GIVEN TASK —
Word for word, restate every line of the material.

___ MATERIALS PROVIDED ___

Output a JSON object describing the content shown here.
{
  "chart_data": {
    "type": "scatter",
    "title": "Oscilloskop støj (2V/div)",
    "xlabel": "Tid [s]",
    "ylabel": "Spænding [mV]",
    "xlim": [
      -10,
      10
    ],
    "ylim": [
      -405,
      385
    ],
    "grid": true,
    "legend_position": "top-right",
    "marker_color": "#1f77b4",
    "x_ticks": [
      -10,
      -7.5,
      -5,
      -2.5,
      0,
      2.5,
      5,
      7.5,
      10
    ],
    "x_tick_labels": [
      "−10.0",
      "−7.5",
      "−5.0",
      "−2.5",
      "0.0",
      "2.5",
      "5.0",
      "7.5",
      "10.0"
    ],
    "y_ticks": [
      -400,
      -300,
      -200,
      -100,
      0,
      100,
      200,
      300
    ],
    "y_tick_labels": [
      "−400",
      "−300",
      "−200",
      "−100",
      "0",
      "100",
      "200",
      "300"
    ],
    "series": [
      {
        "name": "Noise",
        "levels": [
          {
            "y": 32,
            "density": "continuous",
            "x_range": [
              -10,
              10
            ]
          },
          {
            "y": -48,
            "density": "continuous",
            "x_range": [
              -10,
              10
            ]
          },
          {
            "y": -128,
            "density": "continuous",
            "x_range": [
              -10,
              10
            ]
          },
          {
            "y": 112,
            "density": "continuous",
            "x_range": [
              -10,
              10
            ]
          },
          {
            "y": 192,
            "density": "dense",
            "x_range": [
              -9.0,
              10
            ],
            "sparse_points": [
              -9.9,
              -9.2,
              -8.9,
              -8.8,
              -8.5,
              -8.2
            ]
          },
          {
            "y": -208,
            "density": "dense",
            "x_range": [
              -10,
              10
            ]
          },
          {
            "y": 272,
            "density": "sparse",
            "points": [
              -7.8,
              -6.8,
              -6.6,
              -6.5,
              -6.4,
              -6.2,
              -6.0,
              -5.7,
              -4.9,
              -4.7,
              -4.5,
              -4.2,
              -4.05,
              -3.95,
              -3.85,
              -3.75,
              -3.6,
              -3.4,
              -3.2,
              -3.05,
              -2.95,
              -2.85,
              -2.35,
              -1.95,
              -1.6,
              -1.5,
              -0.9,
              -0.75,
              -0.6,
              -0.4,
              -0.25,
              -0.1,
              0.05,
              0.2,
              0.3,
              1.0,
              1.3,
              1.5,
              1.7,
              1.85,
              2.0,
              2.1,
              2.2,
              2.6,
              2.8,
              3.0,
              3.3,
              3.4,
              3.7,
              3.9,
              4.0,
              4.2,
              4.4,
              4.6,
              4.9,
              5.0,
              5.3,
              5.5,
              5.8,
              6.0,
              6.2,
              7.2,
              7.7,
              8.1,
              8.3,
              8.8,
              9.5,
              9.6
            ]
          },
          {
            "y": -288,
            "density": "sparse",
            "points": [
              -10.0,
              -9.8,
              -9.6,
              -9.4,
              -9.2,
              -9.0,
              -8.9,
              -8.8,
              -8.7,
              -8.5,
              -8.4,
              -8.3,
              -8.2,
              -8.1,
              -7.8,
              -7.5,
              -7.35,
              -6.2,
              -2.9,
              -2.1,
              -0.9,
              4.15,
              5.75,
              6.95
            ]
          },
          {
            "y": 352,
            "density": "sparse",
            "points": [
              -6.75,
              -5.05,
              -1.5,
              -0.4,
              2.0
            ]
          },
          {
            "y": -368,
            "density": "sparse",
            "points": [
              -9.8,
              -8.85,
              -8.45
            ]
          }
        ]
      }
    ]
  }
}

___

SOLUTION BELOW —
Output a JSON object describing the content shown here.
{
  "chart_data": {
    "type": "scatter",
    "title": "Oscilloskop støj (2V/div)",
    "xlabel": "Tid [s]",
    "ylabel": "Spænding [mV]",
    "xlim": [
      -10,
      10
    ],
    "ylim": [
      -405,
      385
    ],
    "grid": true,
    "legend_position": "top-right",
    "marker_color": "#1f77b4",
    "x_ticks": [
      -10,
      -7.5,
      -5,
      -2.5,
      0,
      2.5,
      5,
      7.5,
      10
    ],
    "x_tick_labels": [
      "−10.0",
      "−7.5",
      "−5.0",
      "−2.5",
      "0.0",
      "2.5",
      "5.0",
      "7.5",
      "10.0"
    ],
    "y_ticks": [
      -400,
      -300,
      -200,
      -100,
      0,
      100,
      200,
      300
    ],
    "y_tick_labels": [
      "−400",
      "−300",
      "−200",
      "−100",
      "0",
      "100",
      "200",
      "300"
    ],
    "series": [
      {
        "name": "Noise",
        "levels": [
          {
            "y": 32,
            "density": "continuous",
            "x_range": [
              -10,
              10
            ]
          },
          {
            "y": -48,
            "density": "continuous",
            "x_range": [
              -10,
              10
            ]
          },
          {
            "y": -128,
            "density": "continuous",
            "x_range": [
              -10,
              10
            ]
          },
          {
            "y": 112,
            "density": "continuous",
            "x_range": [
              -10,
              10
            ]
          },
          {
            "y": 192,
            "density": "dense",
            "x_range": [
              -9.0,
              10
            ],
            "sparse_points": [
              -9.9,
              -9.2,
              -8.9,
              -8.8,
              -8.5,
              -8.2
            ]
          },
          {
            "y": -208,
            "density": "dense",
            "x_range": [
              -10,
              10
            ]
          },
          {
            "y": 272,
            "density": "sparse",
            "points": [
              -7.8,
              -6.8,
              -6.6,
              -6.5,
              -6.4,
              -6.2,
              -6.0,
              -5.7,
              -4.9,
              -4.7,
              -4.5,
              -4.2,
              -4.05,
              -3.95,
              -3.85,
              -3.75,
              -3.6,
              -3.4,
              -3.2,
              -3.05,
              -2.95,
              -2.85,
              -2.35,
              -1.95,
              -1.6,
              -1.5,
              -0.9,
              -0.75,
              -0.6,
              -0.4,
              -0.25,
              -0.1,
              0.05,
              0.2,
              0.3,
              1.0,
              1.3,
              1.5,
              1.7,
              1.85,
              2.0,
              2.1,
              2.2,
              2.6,
              2.8,
              3.0,
              3.3,
              3.4,
              3.7,
              3.9,
              4.0,
              4.2,
              4.4,
              4.6,
              4.9,
              5.0,
              5.3,
              5.5,
              5.8,
              6.0,
              6.2,
              7.2,
              7.7,
              8.1,
              8.3,
              8.8,
              9.5,
              9.6
            ]
          },
          {
            "y": -288,
            "density": "sparse",
            "points": [
              -10.0,
              -9.8,
              -9.6,
              -9.4,
              -9.2,
              -9.0,
              -8.9,
              -8.8,
              -8.7,
              -8.5,
              -8.4,
              -8.3,
              -8.2,
              -8.1,
              -7.8,
              -7.5,
              -7.35,
              -6.2,
              -2.9,
              -2.1,
              -0.9,
              4.15,
              5.75,
              6.95
            ]
          },
          {
            "y": 352,
            "density": "sparse",
            "points": [
              -6.75,
              -5.05,
              -1.5,
              -0.4,
              2.0
            ]
          },
          {
            "y": -368,
            "density": "sparse",
            "points": [
              -9.8,
              -8.85,
              -8.45
            ]
          }
        ]
      }
    ]
  }
}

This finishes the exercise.